→ **THE REQUEST**
Repeat the lines from the one containing "Output a JSON" through the last line of the data, exactly, pictures omitted.
━━━━━━━━━━━━━━━━━━━━
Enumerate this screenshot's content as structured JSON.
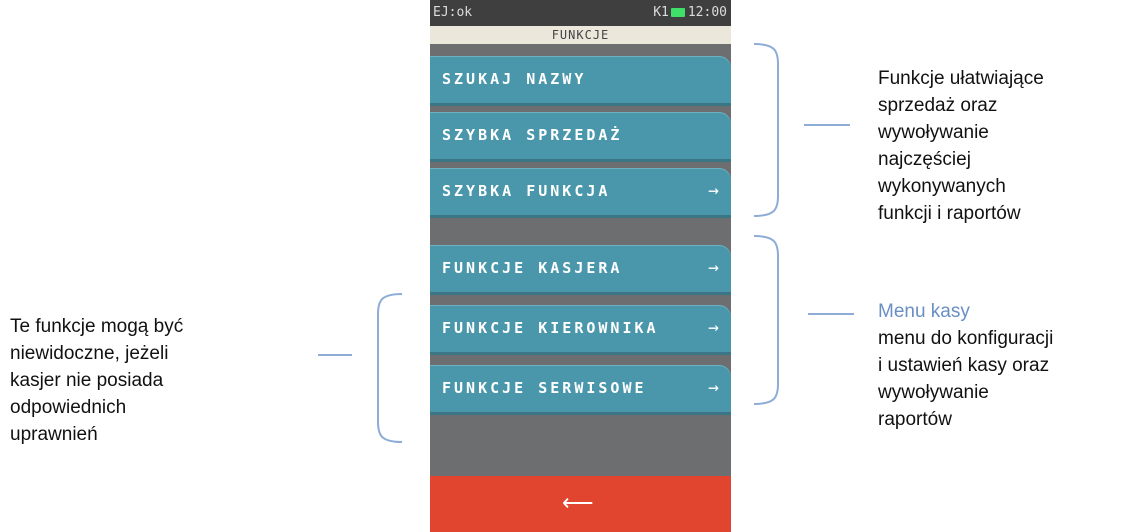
{
  "statusbar": {
    "left": "EJ:ok",
    "indicator": "K1",
    "time": "12:00"
  },
  "screen_title": "FUNKCJE",
  "menu": [
    {
      "label": "SZUKAJ NAZWY",
      "arrow": ""
    },
    {
      "label": "SZYBKA SPRZEDAŻ",
      "arrow": ""
    },
    {
      "label": "SZYBKA FUNKCJA",
      "arrow": "→"
    },
    {
      "label": "FUNKCJE KASJERA",
      "arrow": "→"
    },
    {
      "label": "FUNKCJE KIEROWNIKA",
      "arrow": "→"
    },
    {
      "label": "FUNKCJE SERWISOWE",
      "arrow": "→"
    }
  ],
  "back_symbol": "⟵",
  "annotations": {
    "left": [
      "Te funkcje mogą być",
      "niewidoczne, jeżeli",
      "kasjer nie posiada",
      "odpowiednich",
      "uprawnień"
    ],
    "right_top": [
      "Funkcje ułatwiające",
      "sprzedaż oraz",
      "wywoływanie",
      "najczęściej",
      "wykonywanych",
      "funkcji i raportów"
    ],
    "right_bottom_heading": "Menu kasy",
    "right_bottom": [
      "menu do konfiguracji",
      "i ustawień kasy oraz",
      "wywoływanie",
      "raportów"
    ]
  },
  "colors": {
    "menu": "#4a97ab",
    "back_bar": "#e2452f",
    "bracket": "#8eacd6",
    "heading": "#6a8fc4"
  },
  "icons": [
    "battery-icon",
    "arrow-right-icon",
    "back-arrow-icon"
  ]
}
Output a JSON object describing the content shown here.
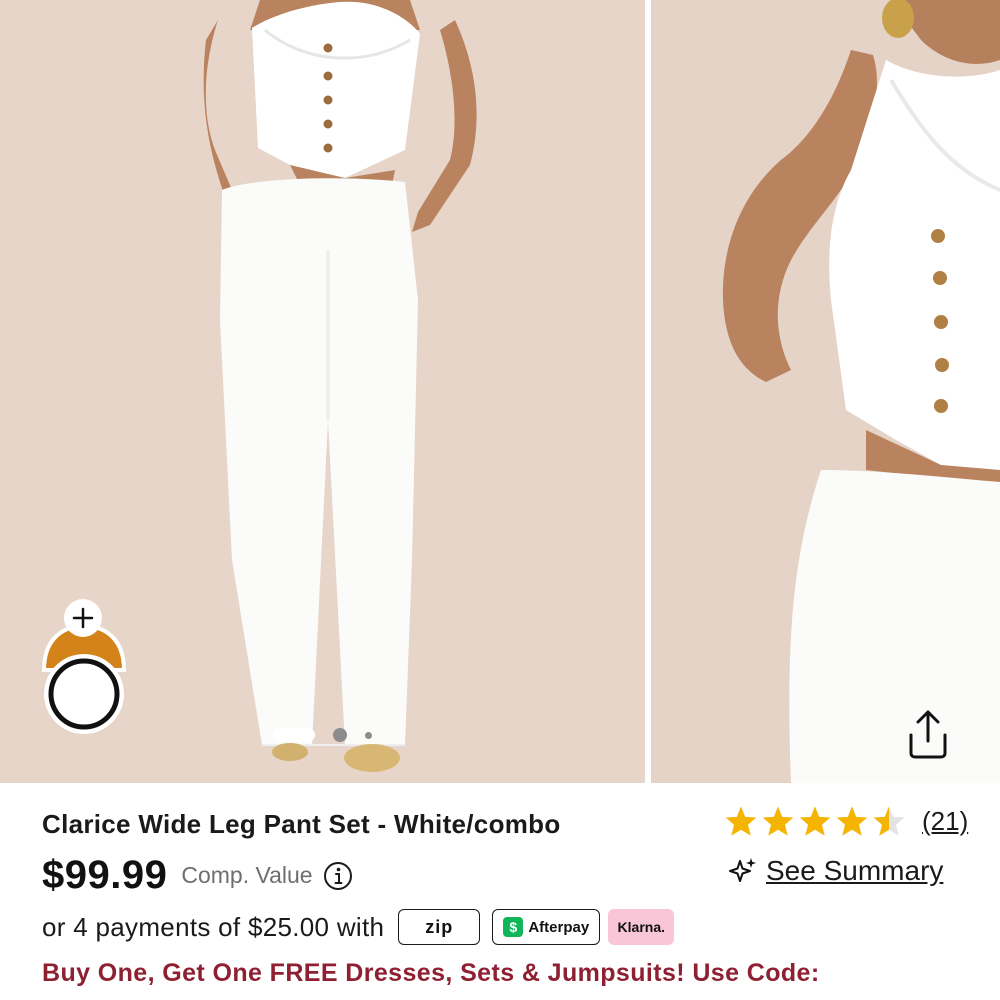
{
  "gallery": {
    "images": [
      {
        "alt": "model-full-length"
      },
      {
        "alt": "model-closeup"
      }
    ],
    "pagination": {
      "total": 3,
      "active": 1
    }
  },
  "product": {
    "title": "Clarice Wide Leg Pant Set - White/combo",
    "price": "$99.99",
    "comp_value_label": "Comp. Value",
    "rating": 4.5,
    "max_rating": 5,
    "review_count": "(21)",
    "summary_label": "See Summary"
  },
  "payment": {
    "text": "or 4 payments of $25.00 with",
    "providers": {
      "zip": "zip",
      "afterpay": "Afterpay",
      "klarna": "Klarna."
    }
  },
  "promo": {
    "text": "Buy One, Get One FREE Dresses, Sets & Jumpsuits! Use Code:"
  },
  "colors": {
    "star": "#f5b400",
    "promo": "#8e2032",
    "photo_bg": "#e7d5c9",
    "klarna_bg": "#f8c6d6",
    "afterpay_green": "#12b65a"
  },
  "icons": {
    "share": "share-icon",
    "info": "info-icon",
    "sparkle": "sparkle-icon",
    "add": "plus-icon"
  }
}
━━━━━━━━━━━━━━━━━━━━
→ **THE REPLY**
Output a JSON object describing the content shown here.
{
  "gallery": {
    "images": [
      {
        "alt": "model-full-length"
      },
      {
        "alt": "model-closeup"
      }
    ],
    "pagination": {
      "total": 3,
      "active": 1
    }
  },
  "product": {
    "title": "Clarice Wide Leg Pant Set - White/combo",
    "price": "$99.99",
    "comp_value_label": "Comp. Value",
    "rating": 4.5,
    "max_rating": 5,
    "review_count": "(21)",
    "summary_label": "See Summary"
  },
  "payment": {
    "text": "or 4 payments of $25.00 with",
    "providers": {
      "zip": "zip",
      "afterpay": "Afterpay",
      "klarna": "Klarna."
    }
  },
  "promo": {
    "text": "Buy One, Get One FREE Dresses, Sets & Jumpsuits! Use Code:"
  },
  "colors": {
    "star": "#f5b400",
    "promo": "#8e2032",
    "photo_bg": "#e7d5c9",
    "klarna_bg": "#f8c6d6",
    "afterpay_green": "#12b65a"
  },
  "icons": {
    "share": "share-icon",
    "info": "info-icon",
    "sparkle": "sparkle-icon",
    "add": "plus-icon"
  }
}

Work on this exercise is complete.